» Records to process

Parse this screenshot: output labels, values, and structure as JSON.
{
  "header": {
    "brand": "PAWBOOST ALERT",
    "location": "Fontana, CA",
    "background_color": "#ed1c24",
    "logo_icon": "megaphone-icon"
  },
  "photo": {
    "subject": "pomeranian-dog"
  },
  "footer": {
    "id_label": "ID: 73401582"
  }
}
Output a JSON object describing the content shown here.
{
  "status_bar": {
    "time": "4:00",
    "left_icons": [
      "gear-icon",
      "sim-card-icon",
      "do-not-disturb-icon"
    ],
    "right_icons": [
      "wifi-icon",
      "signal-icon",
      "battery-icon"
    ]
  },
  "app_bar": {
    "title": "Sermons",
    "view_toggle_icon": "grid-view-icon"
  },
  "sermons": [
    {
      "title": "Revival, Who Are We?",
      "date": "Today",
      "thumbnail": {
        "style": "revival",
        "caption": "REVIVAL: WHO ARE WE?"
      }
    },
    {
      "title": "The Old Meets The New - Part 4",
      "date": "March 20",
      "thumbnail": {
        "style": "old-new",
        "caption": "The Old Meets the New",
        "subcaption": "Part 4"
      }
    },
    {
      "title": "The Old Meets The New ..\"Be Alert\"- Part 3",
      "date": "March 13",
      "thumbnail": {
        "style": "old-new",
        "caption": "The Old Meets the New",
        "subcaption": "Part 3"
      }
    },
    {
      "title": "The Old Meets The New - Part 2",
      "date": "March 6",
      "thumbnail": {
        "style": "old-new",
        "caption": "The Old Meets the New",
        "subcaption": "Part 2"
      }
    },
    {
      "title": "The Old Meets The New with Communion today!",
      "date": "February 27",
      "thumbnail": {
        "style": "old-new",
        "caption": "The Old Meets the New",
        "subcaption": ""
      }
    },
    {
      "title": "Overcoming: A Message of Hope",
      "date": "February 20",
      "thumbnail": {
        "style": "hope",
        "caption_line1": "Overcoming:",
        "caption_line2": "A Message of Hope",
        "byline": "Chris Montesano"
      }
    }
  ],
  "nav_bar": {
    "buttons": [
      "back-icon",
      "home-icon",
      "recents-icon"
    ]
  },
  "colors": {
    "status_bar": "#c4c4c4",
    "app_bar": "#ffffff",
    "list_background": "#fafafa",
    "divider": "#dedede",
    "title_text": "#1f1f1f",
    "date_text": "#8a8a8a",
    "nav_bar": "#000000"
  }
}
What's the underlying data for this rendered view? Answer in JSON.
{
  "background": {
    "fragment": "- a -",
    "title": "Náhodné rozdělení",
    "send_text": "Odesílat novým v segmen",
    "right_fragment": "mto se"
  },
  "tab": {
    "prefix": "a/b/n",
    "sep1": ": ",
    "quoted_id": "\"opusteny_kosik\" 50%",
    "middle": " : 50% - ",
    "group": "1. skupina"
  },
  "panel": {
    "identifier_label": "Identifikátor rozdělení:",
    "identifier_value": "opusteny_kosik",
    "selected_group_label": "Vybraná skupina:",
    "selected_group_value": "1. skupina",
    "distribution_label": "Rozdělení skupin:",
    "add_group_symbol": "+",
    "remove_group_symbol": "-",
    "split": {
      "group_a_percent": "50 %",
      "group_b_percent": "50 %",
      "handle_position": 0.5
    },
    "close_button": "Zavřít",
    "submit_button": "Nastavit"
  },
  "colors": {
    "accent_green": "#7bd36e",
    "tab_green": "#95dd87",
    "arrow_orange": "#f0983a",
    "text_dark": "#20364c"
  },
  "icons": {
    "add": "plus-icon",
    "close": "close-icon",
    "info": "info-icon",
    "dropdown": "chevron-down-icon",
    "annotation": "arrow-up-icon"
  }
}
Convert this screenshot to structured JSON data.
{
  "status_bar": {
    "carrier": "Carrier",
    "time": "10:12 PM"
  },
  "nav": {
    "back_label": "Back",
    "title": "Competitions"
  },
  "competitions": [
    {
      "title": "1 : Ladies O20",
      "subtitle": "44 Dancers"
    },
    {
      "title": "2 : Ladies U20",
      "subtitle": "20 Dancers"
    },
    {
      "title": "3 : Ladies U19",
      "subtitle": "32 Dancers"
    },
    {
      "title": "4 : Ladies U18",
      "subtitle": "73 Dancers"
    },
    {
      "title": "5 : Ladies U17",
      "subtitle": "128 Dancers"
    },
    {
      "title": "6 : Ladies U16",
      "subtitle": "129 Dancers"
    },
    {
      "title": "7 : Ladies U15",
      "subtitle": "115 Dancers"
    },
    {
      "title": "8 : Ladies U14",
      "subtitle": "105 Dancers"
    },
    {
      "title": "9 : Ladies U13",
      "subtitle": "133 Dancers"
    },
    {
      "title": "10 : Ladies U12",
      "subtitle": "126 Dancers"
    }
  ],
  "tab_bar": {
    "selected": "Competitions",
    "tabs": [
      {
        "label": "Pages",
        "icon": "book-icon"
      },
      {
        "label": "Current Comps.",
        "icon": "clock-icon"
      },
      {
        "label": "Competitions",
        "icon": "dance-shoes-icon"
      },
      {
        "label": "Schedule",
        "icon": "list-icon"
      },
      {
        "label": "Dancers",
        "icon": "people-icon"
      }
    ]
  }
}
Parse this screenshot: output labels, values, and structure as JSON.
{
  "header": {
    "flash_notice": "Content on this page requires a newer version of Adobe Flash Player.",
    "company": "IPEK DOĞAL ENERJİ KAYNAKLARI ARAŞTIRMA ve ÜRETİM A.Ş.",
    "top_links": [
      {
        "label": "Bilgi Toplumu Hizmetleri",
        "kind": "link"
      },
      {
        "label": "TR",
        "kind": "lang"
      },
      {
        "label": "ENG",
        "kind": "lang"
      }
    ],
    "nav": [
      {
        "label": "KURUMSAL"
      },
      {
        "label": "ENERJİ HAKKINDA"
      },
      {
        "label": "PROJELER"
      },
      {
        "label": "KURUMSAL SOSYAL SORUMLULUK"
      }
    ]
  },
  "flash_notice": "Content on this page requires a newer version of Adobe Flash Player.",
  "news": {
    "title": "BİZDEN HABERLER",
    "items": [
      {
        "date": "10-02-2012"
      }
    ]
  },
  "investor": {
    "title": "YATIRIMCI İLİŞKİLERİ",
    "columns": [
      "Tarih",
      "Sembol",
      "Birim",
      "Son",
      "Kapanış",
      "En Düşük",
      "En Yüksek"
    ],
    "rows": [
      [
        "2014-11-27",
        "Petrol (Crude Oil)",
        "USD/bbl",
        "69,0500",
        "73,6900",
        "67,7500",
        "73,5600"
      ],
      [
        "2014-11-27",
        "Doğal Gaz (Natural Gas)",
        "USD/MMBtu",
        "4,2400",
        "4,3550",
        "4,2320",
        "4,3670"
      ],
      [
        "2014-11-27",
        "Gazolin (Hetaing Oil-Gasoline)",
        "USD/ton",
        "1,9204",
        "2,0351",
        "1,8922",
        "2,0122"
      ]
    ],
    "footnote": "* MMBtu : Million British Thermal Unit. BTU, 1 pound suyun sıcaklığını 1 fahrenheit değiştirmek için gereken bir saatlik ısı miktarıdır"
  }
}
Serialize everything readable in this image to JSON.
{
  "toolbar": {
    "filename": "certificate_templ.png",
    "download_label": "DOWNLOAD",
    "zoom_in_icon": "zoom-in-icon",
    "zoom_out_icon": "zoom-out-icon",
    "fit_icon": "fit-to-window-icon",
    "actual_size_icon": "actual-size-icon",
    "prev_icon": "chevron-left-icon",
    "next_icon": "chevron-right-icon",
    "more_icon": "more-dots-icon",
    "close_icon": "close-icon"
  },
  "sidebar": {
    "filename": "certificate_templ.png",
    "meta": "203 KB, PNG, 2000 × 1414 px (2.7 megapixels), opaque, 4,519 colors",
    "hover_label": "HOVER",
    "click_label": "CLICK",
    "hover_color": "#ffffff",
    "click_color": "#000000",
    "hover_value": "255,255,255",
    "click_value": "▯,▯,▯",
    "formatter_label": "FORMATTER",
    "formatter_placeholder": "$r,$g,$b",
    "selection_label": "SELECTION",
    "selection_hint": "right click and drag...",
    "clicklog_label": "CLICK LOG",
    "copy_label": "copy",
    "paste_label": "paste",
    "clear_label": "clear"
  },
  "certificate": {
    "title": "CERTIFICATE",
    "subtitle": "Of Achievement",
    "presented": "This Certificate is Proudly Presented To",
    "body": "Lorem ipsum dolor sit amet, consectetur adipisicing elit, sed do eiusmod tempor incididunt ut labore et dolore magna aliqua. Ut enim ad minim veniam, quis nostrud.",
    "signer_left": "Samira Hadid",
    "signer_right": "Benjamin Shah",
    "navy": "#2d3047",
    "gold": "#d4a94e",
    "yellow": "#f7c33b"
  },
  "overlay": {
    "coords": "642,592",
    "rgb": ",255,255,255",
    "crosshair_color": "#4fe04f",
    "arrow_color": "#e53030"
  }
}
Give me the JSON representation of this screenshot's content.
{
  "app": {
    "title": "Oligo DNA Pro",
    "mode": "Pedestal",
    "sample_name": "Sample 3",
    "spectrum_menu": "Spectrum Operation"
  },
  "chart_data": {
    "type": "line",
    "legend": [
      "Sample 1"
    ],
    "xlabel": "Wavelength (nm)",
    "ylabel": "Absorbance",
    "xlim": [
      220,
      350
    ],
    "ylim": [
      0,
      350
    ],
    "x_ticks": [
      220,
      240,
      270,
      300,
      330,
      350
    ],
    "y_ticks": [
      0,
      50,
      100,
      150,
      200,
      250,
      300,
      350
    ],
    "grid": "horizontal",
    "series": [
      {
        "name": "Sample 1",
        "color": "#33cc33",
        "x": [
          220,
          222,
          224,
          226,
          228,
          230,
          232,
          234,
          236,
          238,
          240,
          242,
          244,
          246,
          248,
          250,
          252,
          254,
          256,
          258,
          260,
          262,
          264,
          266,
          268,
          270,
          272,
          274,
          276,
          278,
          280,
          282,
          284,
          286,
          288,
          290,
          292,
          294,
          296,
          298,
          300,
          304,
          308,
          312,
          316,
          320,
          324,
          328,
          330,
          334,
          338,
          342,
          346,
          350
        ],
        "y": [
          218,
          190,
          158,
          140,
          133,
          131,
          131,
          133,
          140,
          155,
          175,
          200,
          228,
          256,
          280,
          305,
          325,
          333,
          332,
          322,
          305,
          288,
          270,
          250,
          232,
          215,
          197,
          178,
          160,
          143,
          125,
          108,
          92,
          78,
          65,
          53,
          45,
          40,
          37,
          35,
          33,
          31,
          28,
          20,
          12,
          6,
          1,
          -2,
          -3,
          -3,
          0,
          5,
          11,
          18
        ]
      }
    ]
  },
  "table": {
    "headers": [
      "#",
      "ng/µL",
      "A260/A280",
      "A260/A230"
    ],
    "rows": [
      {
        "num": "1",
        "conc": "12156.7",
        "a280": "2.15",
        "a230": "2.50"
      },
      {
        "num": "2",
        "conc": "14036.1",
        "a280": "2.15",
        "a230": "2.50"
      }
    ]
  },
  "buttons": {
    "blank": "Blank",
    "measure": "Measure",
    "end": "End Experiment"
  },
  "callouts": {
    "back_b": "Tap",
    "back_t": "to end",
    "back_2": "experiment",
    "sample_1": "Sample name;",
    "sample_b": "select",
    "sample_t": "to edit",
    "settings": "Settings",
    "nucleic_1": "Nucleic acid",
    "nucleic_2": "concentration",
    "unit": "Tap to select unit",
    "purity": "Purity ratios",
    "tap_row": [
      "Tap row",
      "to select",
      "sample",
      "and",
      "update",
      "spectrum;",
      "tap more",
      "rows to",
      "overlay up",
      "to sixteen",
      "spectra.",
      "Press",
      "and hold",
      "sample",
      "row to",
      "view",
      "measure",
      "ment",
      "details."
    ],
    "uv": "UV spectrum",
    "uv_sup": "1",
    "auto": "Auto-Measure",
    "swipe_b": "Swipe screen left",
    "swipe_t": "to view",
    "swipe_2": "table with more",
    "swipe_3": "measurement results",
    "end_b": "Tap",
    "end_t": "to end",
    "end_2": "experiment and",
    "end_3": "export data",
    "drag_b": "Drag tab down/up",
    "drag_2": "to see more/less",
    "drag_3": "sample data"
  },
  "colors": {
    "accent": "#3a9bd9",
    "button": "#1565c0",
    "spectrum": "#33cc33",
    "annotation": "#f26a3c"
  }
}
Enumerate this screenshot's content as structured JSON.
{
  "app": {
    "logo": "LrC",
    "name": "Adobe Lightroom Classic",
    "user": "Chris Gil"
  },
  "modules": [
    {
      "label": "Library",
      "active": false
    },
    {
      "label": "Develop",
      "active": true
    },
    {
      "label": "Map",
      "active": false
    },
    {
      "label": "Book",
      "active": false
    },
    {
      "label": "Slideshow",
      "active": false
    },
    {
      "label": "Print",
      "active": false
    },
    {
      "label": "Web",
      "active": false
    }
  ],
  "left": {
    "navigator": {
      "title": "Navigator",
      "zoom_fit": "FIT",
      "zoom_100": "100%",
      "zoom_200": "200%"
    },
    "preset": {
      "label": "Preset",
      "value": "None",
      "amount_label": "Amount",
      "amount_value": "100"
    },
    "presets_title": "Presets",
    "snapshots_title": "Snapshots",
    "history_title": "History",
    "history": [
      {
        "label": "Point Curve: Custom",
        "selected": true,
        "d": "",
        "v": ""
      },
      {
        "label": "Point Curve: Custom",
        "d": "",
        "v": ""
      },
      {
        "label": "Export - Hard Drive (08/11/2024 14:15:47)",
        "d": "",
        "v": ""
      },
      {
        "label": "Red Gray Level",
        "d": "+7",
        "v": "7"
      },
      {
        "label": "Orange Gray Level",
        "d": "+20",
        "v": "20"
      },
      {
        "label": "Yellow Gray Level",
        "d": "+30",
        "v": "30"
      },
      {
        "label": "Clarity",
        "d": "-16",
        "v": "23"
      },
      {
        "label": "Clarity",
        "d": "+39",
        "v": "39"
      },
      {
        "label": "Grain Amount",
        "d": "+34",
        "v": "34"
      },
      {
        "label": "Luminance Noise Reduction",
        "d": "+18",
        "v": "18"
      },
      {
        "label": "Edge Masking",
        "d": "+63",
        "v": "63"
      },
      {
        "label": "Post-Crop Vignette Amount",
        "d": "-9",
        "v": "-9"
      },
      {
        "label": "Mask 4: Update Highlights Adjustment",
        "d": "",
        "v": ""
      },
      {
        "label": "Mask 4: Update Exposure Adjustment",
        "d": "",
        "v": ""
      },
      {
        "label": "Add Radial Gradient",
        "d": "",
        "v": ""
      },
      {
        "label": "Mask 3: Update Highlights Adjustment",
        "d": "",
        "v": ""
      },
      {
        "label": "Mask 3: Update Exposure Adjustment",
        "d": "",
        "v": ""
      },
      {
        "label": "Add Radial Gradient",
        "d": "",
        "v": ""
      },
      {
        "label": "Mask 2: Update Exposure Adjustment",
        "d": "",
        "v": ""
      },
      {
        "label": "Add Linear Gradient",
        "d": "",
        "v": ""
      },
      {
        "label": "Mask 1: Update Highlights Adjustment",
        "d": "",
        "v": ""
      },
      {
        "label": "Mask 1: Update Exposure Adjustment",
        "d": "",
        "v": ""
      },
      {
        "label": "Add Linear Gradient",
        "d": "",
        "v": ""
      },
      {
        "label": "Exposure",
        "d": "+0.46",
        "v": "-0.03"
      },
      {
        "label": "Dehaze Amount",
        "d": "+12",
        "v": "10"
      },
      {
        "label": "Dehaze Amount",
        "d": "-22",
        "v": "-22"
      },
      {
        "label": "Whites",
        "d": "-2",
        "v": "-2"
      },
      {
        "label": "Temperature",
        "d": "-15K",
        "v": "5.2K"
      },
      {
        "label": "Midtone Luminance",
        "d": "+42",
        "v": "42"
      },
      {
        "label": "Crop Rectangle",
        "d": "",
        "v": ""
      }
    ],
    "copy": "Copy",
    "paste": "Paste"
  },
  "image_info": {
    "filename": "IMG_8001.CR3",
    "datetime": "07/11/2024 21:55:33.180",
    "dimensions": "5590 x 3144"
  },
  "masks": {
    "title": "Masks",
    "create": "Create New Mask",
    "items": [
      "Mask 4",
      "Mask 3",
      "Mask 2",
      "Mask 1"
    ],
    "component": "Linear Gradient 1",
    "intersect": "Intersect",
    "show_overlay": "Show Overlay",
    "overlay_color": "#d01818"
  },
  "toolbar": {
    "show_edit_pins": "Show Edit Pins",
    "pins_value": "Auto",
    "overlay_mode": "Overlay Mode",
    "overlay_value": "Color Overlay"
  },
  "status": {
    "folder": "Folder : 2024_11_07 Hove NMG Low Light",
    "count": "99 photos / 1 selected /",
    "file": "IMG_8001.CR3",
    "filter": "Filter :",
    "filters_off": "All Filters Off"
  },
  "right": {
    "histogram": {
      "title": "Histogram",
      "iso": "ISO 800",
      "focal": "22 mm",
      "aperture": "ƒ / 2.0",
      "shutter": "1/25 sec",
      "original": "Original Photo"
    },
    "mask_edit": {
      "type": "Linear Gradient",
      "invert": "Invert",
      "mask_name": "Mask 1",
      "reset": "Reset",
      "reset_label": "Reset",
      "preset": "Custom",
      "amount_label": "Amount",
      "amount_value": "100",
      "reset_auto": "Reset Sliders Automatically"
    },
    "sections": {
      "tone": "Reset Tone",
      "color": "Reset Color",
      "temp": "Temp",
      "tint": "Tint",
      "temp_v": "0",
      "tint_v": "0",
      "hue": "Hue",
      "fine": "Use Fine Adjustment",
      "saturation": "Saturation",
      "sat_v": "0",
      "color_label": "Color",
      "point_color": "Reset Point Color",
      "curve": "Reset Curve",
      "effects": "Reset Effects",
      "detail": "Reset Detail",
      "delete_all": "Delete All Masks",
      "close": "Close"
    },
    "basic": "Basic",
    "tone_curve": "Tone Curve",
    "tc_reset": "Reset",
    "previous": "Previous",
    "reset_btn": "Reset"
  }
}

» Exercise brief
Isolate the lines above that contain the word "Exposure" and copy them.

» Problem solution
        "label": "Mask 4: Update Exposure Adjustment",
        "label": "Mask 3: Update Exposure Adjustment",
        "label": "Mask 2: Update Exposure Adjustment",
        "label": "Mask 1: Update Exposure Adjustment",
        "label": "Exposure",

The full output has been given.